*Reading text*:
## Start

Answered by stephen sheehy
Posted Aug 20, 2014 11:18 AM ET
Edited Aug 20, 2014 1:54 PM ET.


Can you give me the information for your supplier?


Answered by Eric Burhop
Posted Aug 20, 2014 12:29 PM ET


Eric- I'm getting it from


They're near Worcester MA. Ron Gluck is the guy I've been dealing with:

Green Insulation Group

Answered by stephen sheehy
Posted Aug 20, 2014 2:04 PM ET


Graphite EPS has been around for about a decade or so now, and seems to be a pretty good product. EPS is blown with pentane which has a fairly low environmental footprint, and a global warming potential of about 7x C02.

Foamular 250 is blown with a mixture of HFCs, the predominant of which is HFC134a, with a global warming potential of ~1400x CO2. Worse still, as the blowing agent leaks out over the next 50-75 years it's thermal performance drops to less than that of the graphite loaded EPS at any given thickness.

## End

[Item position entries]
## Start

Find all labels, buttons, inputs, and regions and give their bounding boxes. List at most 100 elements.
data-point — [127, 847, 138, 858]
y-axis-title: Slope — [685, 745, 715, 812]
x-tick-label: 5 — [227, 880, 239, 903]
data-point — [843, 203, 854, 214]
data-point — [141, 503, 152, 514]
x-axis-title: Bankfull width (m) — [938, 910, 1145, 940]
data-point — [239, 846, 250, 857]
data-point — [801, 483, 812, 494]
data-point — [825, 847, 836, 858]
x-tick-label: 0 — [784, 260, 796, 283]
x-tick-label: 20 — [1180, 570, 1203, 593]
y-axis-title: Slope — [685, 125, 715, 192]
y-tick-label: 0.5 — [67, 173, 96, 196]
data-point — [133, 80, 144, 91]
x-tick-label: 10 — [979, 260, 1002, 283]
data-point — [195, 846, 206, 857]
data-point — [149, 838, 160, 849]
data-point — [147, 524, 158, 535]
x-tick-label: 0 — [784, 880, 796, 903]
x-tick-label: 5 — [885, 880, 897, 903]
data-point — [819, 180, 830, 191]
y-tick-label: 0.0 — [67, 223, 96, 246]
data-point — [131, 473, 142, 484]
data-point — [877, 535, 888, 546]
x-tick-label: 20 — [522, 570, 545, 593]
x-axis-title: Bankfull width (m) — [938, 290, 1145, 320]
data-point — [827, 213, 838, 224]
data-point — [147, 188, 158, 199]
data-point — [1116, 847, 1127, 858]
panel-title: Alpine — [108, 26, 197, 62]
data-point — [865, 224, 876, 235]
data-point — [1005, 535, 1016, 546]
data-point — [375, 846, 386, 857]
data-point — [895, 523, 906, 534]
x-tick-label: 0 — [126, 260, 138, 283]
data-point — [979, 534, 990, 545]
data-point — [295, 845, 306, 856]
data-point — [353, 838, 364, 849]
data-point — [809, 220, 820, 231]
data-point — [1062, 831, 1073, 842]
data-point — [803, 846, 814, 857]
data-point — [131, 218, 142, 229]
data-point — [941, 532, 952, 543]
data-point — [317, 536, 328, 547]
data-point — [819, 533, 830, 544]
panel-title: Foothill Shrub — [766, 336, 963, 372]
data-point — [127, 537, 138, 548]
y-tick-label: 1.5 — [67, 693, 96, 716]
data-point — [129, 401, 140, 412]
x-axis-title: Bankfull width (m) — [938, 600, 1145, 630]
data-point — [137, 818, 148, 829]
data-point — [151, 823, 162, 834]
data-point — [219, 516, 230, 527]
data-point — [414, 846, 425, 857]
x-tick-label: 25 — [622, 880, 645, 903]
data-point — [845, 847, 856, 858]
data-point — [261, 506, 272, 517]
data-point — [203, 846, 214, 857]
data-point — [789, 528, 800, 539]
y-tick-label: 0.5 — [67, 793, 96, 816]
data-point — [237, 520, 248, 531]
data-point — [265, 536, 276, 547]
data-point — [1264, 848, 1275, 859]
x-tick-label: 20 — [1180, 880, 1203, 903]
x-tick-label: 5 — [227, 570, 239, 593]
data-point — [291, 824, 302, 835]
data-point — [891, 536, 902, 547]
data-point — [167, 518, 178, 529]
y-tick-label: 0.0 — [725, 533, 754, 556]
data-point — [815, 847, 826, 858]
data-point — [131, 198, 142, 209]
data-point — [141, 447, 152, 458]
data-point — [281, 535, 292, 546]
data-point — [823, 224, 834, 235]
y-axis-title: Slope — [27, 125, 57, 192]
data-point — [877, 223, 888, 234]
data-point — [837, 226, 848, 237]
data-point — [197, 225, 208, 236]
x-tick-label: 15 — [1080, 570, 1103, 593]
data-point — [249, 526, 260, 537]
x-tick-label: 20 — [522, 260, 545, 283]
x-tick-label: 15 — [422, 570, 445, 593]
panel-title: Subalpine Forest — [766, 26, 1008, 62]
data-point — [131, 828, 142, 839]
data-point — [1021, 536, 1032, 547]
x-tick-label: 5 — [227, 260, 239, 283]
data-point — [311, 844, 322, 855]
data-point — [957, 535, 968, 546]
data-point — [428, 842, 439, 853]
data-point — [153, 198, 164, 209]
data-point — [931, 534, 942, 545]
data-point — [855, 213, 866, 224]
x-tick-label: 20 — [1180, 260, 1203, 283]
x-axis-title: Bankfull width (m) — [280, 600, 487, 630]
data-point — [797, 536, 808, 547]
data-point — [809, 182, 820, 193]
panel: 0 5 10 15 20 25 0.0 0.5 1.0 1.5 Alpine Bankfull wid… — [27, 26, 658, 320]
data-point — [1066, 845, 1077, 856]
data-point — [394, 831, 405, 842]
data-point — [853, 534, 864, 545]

## End

*Instructions*:
• a. Rewrite the insulation discussion starting with "Green Insulation Group" and going on through "any given thickness.", putting "XPS board" in place of "Foamular 250".
• b. In the insulation discussion, which HFC is named as the main one in the mixture used to blow Foamular 250?

*Outputs in order*:
• a.
Green Insulation Group

Answered by stephen sheehy
Posted Aug 20, 2014 2:04 PM ET


Graphite EPS has been around for about a decade or so now, and seems to be a pretty good product. EPS is blown with pentane which has a fairly low environmental footprint, and a global warming potential of about 7x C02.

XPS board is blown with a mixture of HFCs, the predominant of which is HFC134a, with a global warming potential of ~1400x CO2. Worse still, as the blowing agent leaks out over the next 50-75 years it's thermal performance drops to less than that of the graphite loaded EPS at any given thickness.

• b. HFC134a